● AIM OF THE TASK:
Of all the lines in the material below, how many include the string "owner"? Give the number only.

● Data records:
□ □ □

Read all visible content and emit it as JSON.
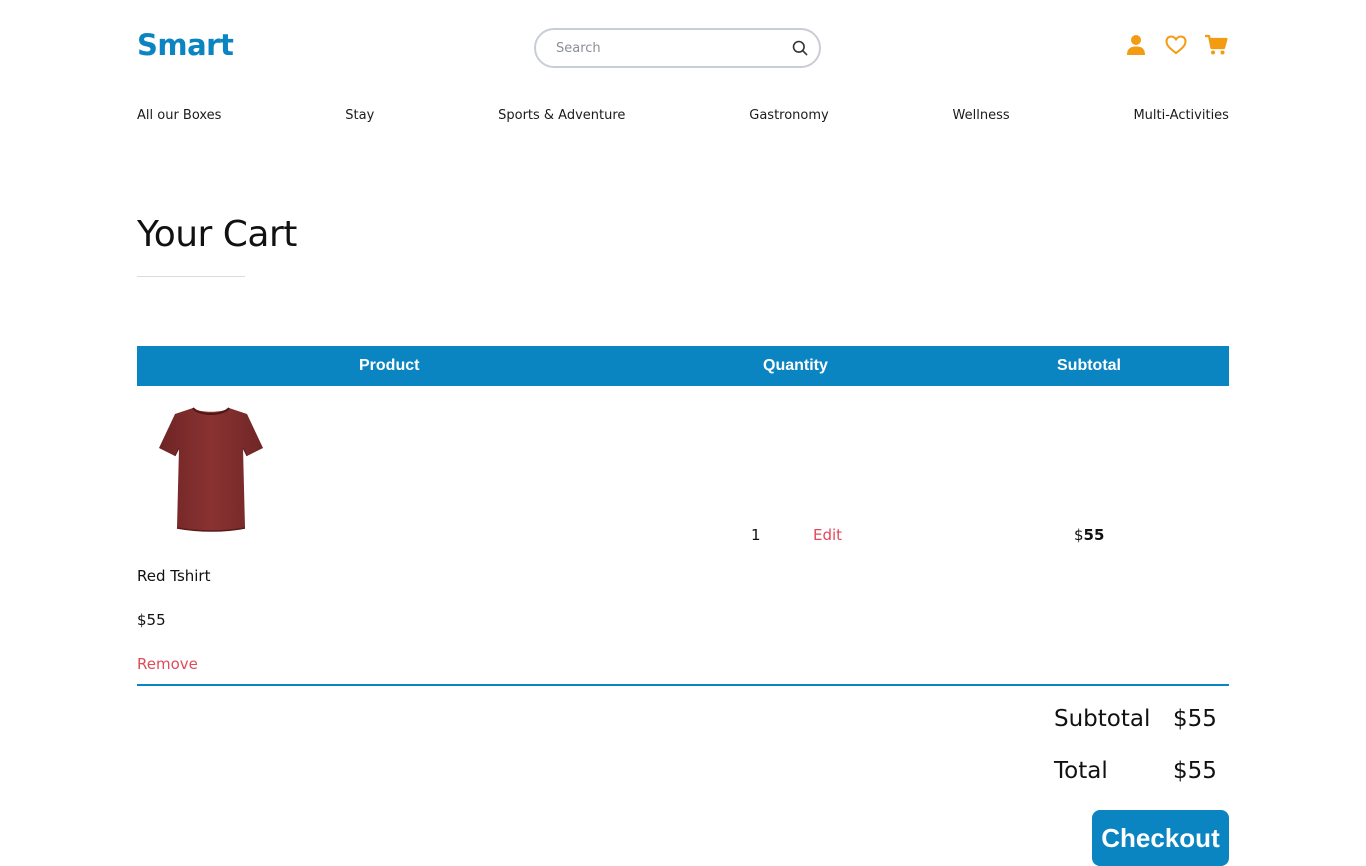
{
  "brand": {
    "logo_text": "Smart",
    "primary_color": "#0a85c2",
    "accent_color": "#f39c12",
    "danger_color": "#e04a5a"
  },
  "header": {
    "search": {
      "placeholder": "Search",
      "icon": "search-icon"
    },
    "icons": [
      "user-icon",
      "heart-icon",
      "cart-icon"
    ]
  },
  "nav": {
    "items": [
      {
        "label": "All our Boxes"
      },
      {
        "label": "Stay"
      },
      {
        "label": "Sports & Adventure"
      },
      {
        "label": "Gastronomy"
      },
      {
        "label": "Wellness"
      },
      {
        "label": "Multi-Activities"
      }
    ]
  },
  "page": {
    "title": "Your Cart"
  },
  "table": {
    "headers": {
      "product": "Product",
      "quantity": "Quantity",
      "subtotal": "Subtotal"
    },
    "rows": [
      {
        "image": "red-tshirt",
        "name": "Red Tshirt",
        "price": "$55",
        "remove_label": "Remove",
        "quantity": "1",
        "edit_label": "Edit",
        "subtotal_currency": "$",
        "subtotal_amount": "55"
      }
    ]
  },
  "summary": {
    "subtotal_label": "Subtotal",
    "subtotal_value": "$55",
    "total_label": "Total",
    "total_value": "$55"
  },
  "checkout_label": "Checkout"
}
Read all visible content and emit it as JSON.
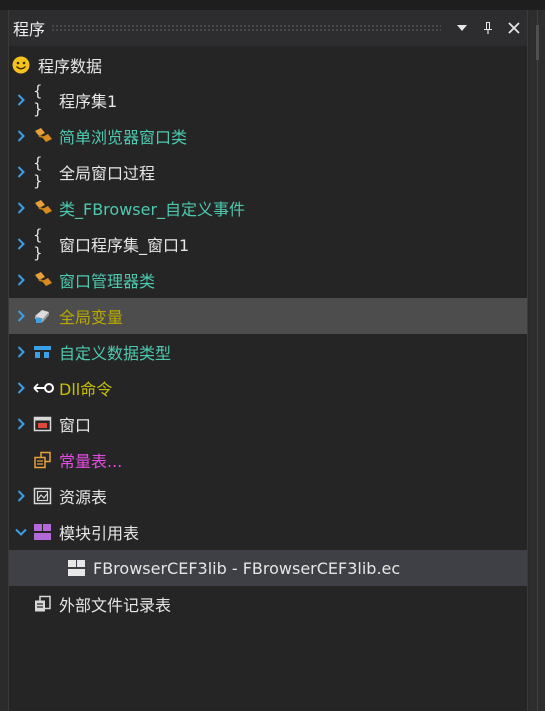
{
  "panel": {
    "title": "程序",
    "buttons": {
      "dropdown_icon": "caret-down-icon",
      "pin_icon": "pin-icon",
      "close_icon": "close-icon"
    }
  },
  "tree": {
    "root_label": "程序数据",
    "items": [
      {
        "label": "程序集1",
        "icon": "braces-icon"
      },
      {
        "label": "简单浏览器窗口类",
        "icon": "class-icon"
      },
      {
        "label": "全局窗口过程",
        "icon": "braces-icon"
      },
      {
        "label": "类_FBrowser_自定义事件",
        "icon": "class-icon"
      },
      {
        "label": "窗口程序集_窗口1",
        "icon": "braces-icon"
      },
      {
        "label": "窗口管理器类",
        "icon": "class-icon"
      },
      {
        "label": "全局变量",
        "icon": "global-variable-icon"
      },
      {
        "label": "自定义数据类型",
        "icon": "data-type-icon"
      },
      {
        "label": "Dll命令",
        "icon": "dll-icon"
      },
      {
        "label": "窗口",
        "icon": "window-icon"
      },
      {
        "label": "常量表...",
        "icon": "constant-icon"
      },
      {
        "label": "资源表",
        "icon": "resource-icon"
      },
      {
        "label": "模块引用表",
        "icon": "module-icon"
      },
      {
        "label": "FBrowserCEF3lib - FBrowserCEF3lib.ec",
        "icon": "module-file-icon"
      },
      {
        "label": "外部文件记录表",
        "icon": "external-file-icon"
      }
    ]
  },
  "colors": {
    "teal": "#4ec9b0",
    "olive": "#b8a800",
    "pink": "#e24ce0",
    "chevron": "#3aa0e8",
    "highlight": "#4d4d4d"
  }
}
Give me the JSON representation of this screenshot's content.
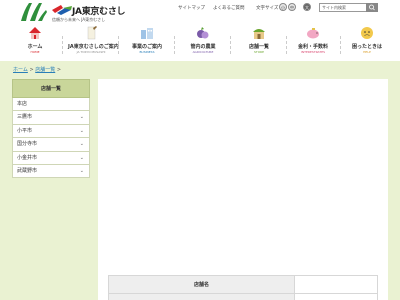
{
  "header": {
    "brand_name": "JA東京むさし",
    "tagline": "信頼から未来へ JA東京むさし",
    "sitemap_label": "サイトマップ",
    "faq_label": "よくあるご質問",
    "font_size_label": "文字サイズ",
    "font_sizes": [
      "小",
      "中",
      "大"
    ],
    "search_placeholder": "サイト内検索"
  },
  "nav": {
    "items": [
      {
        "label": "ホーム",
        "sub": "HOME"
      },
      {
        "label": "JA東京むさしのご案内",
        "sub": "JA TOKYO MUSASHI"
      },
      {
        "label": "事業のご案内",
        "sub": "BUSINESS"
      },
      {
        "label": "管内の農業",
        "sub": "AGRICULTURE"
      },
      {
        "label": "店舗一覧",
        "sub": "STORE"
      },
      {
        "label": "金利・手数料",
        "sub": "INTERESTRATES"
      },
      {
        "label": "困ったときは",
        "sub": "HELP"
      }
    ]
  },
  "breadcrumb": {
    "home": "ホーム",
    "sep": " > ",
    "current": "店舗一覧",
    "tail": " >"
  },
  "sidebar": {
    "title": "店舗一覧",
    "items": [
      {
        "label": "本店"
      },
      {
        "label": "三鷹市"
      },
      {
        "label": "小平市"
      },
      {
        "label": "国分寺市"
      },
      {
        "label": "小金井市"
      },
      {
        "label": "武蔵野市"
      }
    ]
  },
  "table": {
    "row1_header": "店舗名"
  },
  "colors": {
    "accent_green": "#6aa52d",
    "band_green": "#eaf2d2",
    "sidebar_head": "#c9d69a",
    "link_blue": "#2a7fb8"
  }
}
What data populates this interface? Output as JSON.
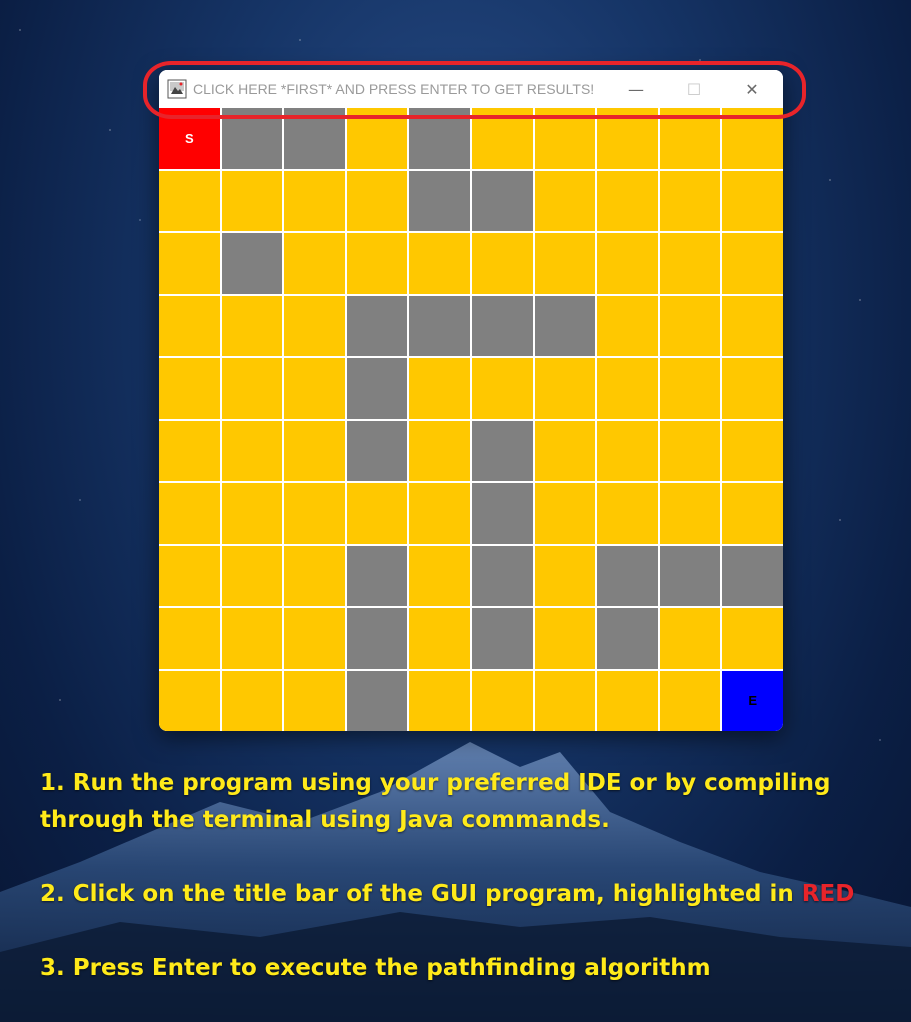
{
  "window": {
    "title": "CLICK HERE *FIRST* AND PRESS ENTER TO GET RESULTS!",
    "controls": {
      "minimize": "—",
      "maximize": "☐",
      "close": "✕"
    }
  },
  "grid": {
    "rows": 10,
    "cols": 10,
    "legend": {
      "S": "start",
      "E": "end",
      "#": "wall",
      ".": "open"
    },
    "cells": [
      "S##.#.....",
      "....##....",
      ".#........",
      "...####...",
      "...#......",
      "...#.#....",
      ".....#....",
      "...#.#.###",
      "...#.#.#..",
      "...#.....E"
    ],
    "start_label": "S",
    "end_label": "E",
    "colors": {
      "open": "#ffc800",
      "wall": "#808080",
      "start": "#ff0000",
      "end": "#0000ff"
    }
  },
  "highlight_color": "#e8242a",
  "instructions": {
    "step1_line1": "1. Run the program using your preferred IDE or by compiling",
    "step1_line2": "through the terminal using Java commands.",
    "step2_prefix": "2. Click on the title bar of the GUI program, highlighted in ",
    "step2_highlight": "RED",
    "step3": "3. Press Enter to execute the pathfinding algorithm"
  }
}
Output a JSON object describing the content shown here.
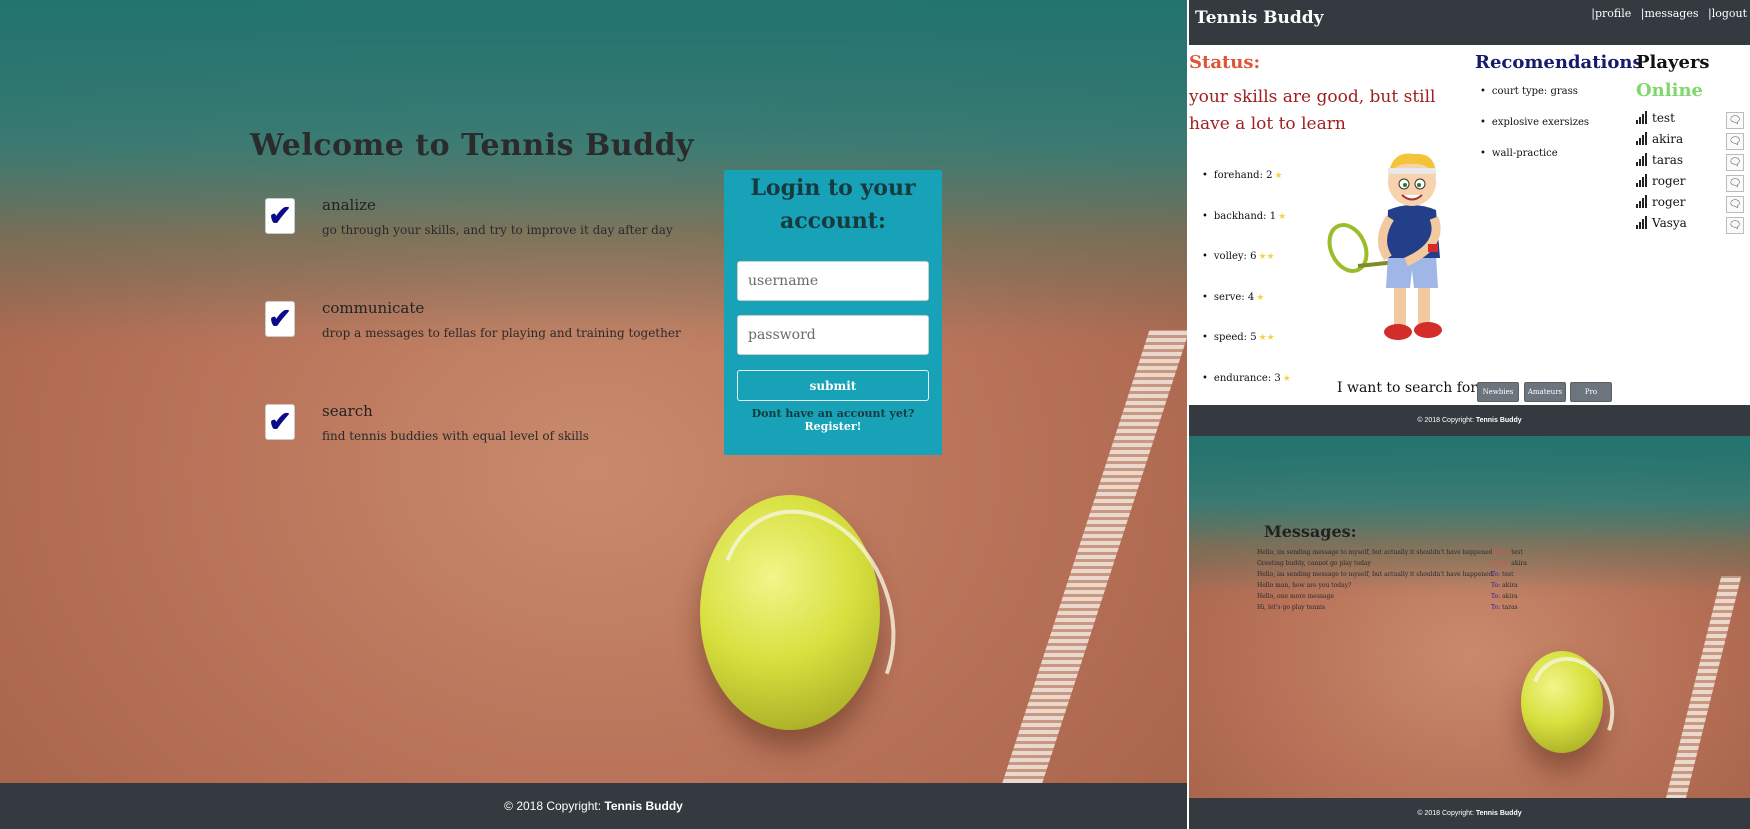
{
  "login_page": {
    "welcome_prefix": "Welcome to",
    "welcome_brand": "Tennis Buddy",
    "features": [
      {
        "title": "analize",
        "description": "go through your skills, and try to improve it day after day"
      },
      {
        "title": "communicate",
        "description": "drop a messages to fellas for playing and training together"
      },
      {
        "title": "search",
        "description": "find tennis buddies with equal level of skills"
      }
    ],
    "login": {
      "title_line1": "Login to your",
      "title_line2": "account:",
      "username_placeholder": "username",
      "password_placeholder": "password",
      "submit_label": "submit",
      "register_prompt": "Dont have an account yet?",
      "register_link": "Register!"
    },
    "footer": {
      "copyright": "© 2018 Copyright:",
      "brand": "Tennis Buddy"
    }
  },
  "profile_page": {
    "navbar": {
      "brand": "Tennis Buddy",
      "links": [
        "|profile",
        "|messages",
        "|logout"
      ]
    },
    "status_heading": "Status:",
    "status_text": "your skills are good, but still have a lot to learn",
    "skills": [
      {
        "label": "forehand: 2",
        "stars": "★"
      },
      {
        "label": "backhand: 1",
        "stars": "★"
      },
      {
        "label": "volley: 6",
        "stars": "★★"
      },
      {
        "label": "serve: 4",
        "stars": "★"
      },
      {
        "label": "speed: 5",
        "stars": "★★"
      },
      {
        "label": "endurance: 3",
        "stars": "★"
      }
    ],
    "recommendations_heading": "Recomendations",
    "recommendations": [
      "court type: grass",
      "explosive exersizes",
      "wall-practice"
    ],
    "players_heading": "Players",
    "online_heading": "Online",
    "players": [
      "test",
      "akira",
      "taras",
      "roger",
      "roger",
      "Vasya"
    ],
    "search_label": "I want to search for:",
    "search_buttons": [
      "Newbies",
      "Amateurs",
      "Pro"
    ],
    "footer": {
      "copyright": "© 2018 Copyright:",
      "brand": "Tennis Buddy"
    }
  },
  "messages_page": {
    "heading": "Messages:",
    "messages": [
      {
        "text": "Hello, im sending message to myself, but actually it shouldn't have happened",
        "direction": "From:",
        "user": "test"
      },
      {
        "text": "Greeting buddy, cannot go play today",
        "direction": "From:",
        "user": "akira"
      },
      {
        "text": "Hello, im sending message to myself, but actually it shouldn't have happened",
        "direction": "To:",
        "user": "test"
      },
      {
        "text": "Hello man, how are you today?",
        "direction": "To:",
        "user": "akira"
      },
      {
        "text": "Hello, one more message",
        "direction": "To:",
        "user": "akira"
      },
      {
        "text": "Hi, let's go play tennis",
        "direction": "To:",
        "user": "taras"
      }
    ],
    "footer": {
      "copyright": "© 2018 Copyright:",
      "brand": "Tennis Buddy"
    }
  },
  "colors": {
    "navbar": "#343a40",
    "login_box": "#17a2b8",
    "status": "#e0553a",
    "online": "#7fd86d",
    "recommendations": "#151a6b"
  }
}
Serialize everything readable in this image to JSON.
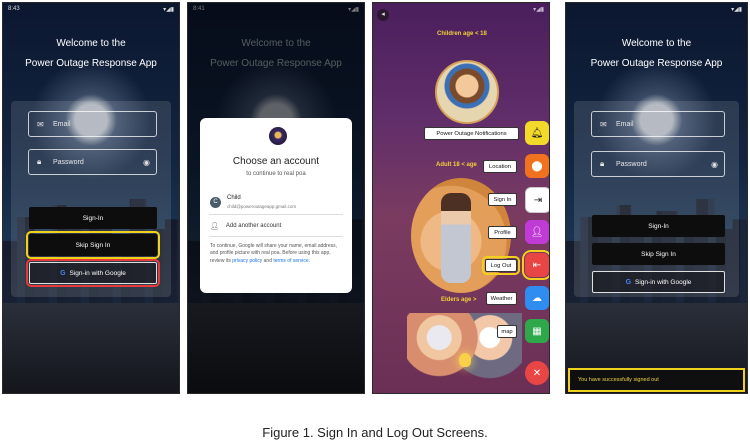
{
  "screen1": {
    "status_time": "8:43",
    "title_line1": "Welcome to the",
    "title_line2": "Power Outage Response App",
    "email_placeholder": "Email",
    "password_placeholder": "Password",
    "sign_in": "Sign-In",
    "skip": "Skip Sign In",
    "google": "Sign-in with Google"
  },
  "screen2": {
    "status_time": "8:41",
    "title_line1": "Welcome to the",
    "title_line2": "Power Outage Response App",
    "dialog_title": "Choose an account",
    "dialog_sub": "to continue to real poa",
    "account_initial": "C",
    "account_name": "Child",
    "account_email": "child@poweroutageapp.gmail.com",
    "add_account": "Add another account",
    "note_text": "To continue, Google will share your name, email address, and profile picture with real poa. Before using this app, review its",
    "privacy_link": "privacy policy",
    "and_text": "and",
    "terms_link": "terms of service",
    "end_text": "."
  },
  "screen3": {
    "children_label": "Children age < 18",
    "adult_label": "Adult 18 < age",
    "elders_label": "Elders age >",
    "buttons": {
      "notifications": "Power Outage Notifications",
      "location": "Location",
      "signin": "Sign In",
      "profile": "Profile",
      "logout": "Log Out",
      "weather": "Weather",
      "map": "map"
    }
  },
  "screen4": {
    "title_line1": "Welcome to the",
    "title_line2": "Power Outage Response App",
    "email_placeholder": "Email",
    "password_placeholder": "Password",
    "sign_in": "Sign-In",
    "skip": "Skip Sign In",
    "google": "Sign-in with Google",
    "toast": "You have successfully signed out"
  },
  "caption": "Figure 1. Sign In and Log Out Screens.",
  "colors": {
    "highlight_yellow": "#f2d11c",
    "highlight_red": "#e63b3b",
    "fab_yellow": "#f3d92a",
    "fab_orange": "#f0721e",
    "fab_purple": "#c03ad6",
    "fab_red": "#e84545",
    "fab_blue": "#2f8cf0",
    "fab_green": "#2ea84a"
  }
}
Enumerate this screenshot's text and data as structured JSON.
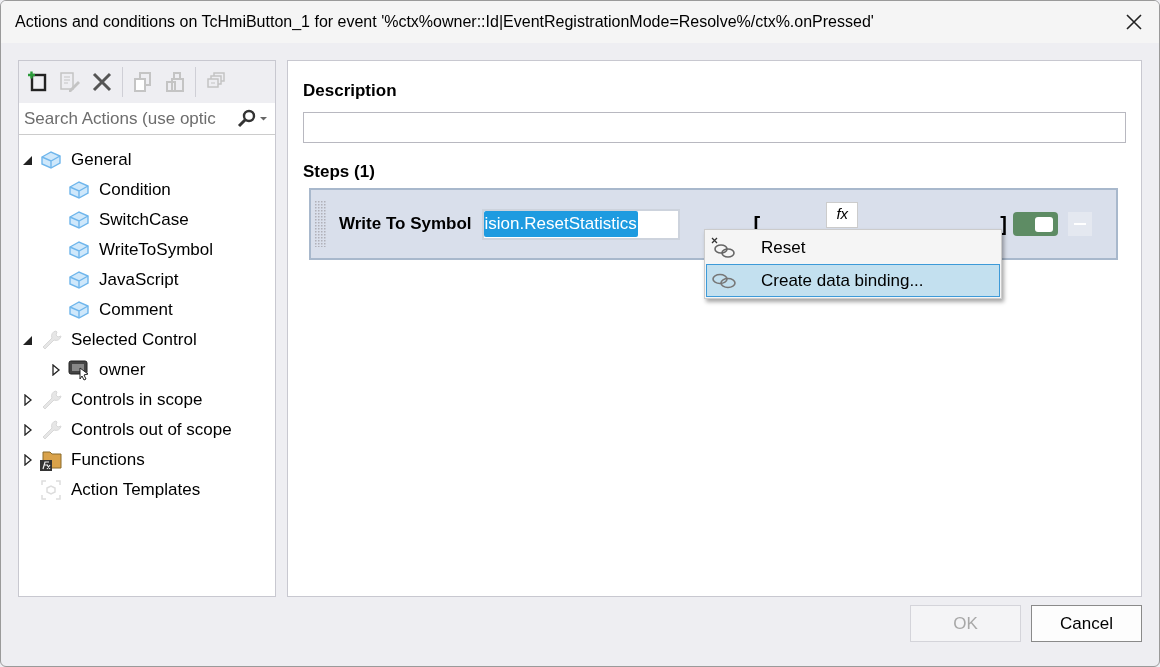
{
  "window": {
    "title": "Actions and conditions on TcHmiButton_1 for event '%ctx%owner::Id|EventRegistrationMode=Resolve%/ctx%.onPressed'"
  },
  "toolbar": [
    {
      "kind": "new",
      "disabled": false
    },
    {
      "kind": "edit",
      "disabled": true
    },
    {
      "kind": "delete",
      "disabled": false
    },
    {
      "kind": "copy",
      "disabled": true,
      "group_start": true
    },
    {
      "kind": "paste",
      "disabled": true
    },
    {
      "kind": "stack",
      "disabled": true,
      "group_start": true
    }
  ],
  "search": {
    "placeholder": "Search Actions (use optic"
  },
  "tree": [
    {
      "label": "General",
      "kind": "action",
      "expanded": true,
      "children": [
        {
          "label": "Condition",
          "kind": "action"
        },
        {
          "label": "SwitchCase",
          "kind": "action"
        },
        {
          "label": "WriteToSymbol",
          "kind": "action"
        },
        {
          "label": "JavaScript",
          "kind": "action"
        },
        {
          "label": "Comment",
          "kind": "action"
        }
      ]
    },
    {
      "label": "Selected Control",
      "kind": "wrench",
      "expanded": true,
      "children": [
        {
          "label": "owner",
          "kind": "control",
          "expanded": false
        }
      ]
    },
    {
      "label": "Controls in scope",
      "kind": "wrench",
      "expanded": false
    },
    {
      "label": "Controls out of scope",
      "kind": "wrench",
      "expanded": false
    },
    {
      "label": "Functions",
      "kind": "folder",
      "expanded": false
    },
    {
      "label": "Action Templates",
      "kind": "template"
    }
  ],
  "description": {
    "label": "Description"
  },
  "steps": {
    "label": "Steps (1)",
    "items": [
      {
        "title": "Write To Symbol",
        "symbol": "ision.ResetStatistics",
        "symbol_selected": true,
        "open_bracket": "[",
        "fx": "fx",
        "close_bracket": "]",
        "enabled": true
      }
    ]
  },
  "context_menu": [
    {
      "label": "Reset",
      "kind": "reset",
      "selected": false
    },
    {
      "label": "Create data binding...",
      "kind": "bind",
      "selected": true
    }
  ],
  "buttons": [
    {
      "label": "OK",
      "disabled": true
    },
    {
      "label": "Cancel",
      "disabled": false
    }
  ]
}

□ □ □

● RESPONSE TO THE EXERCISE:
2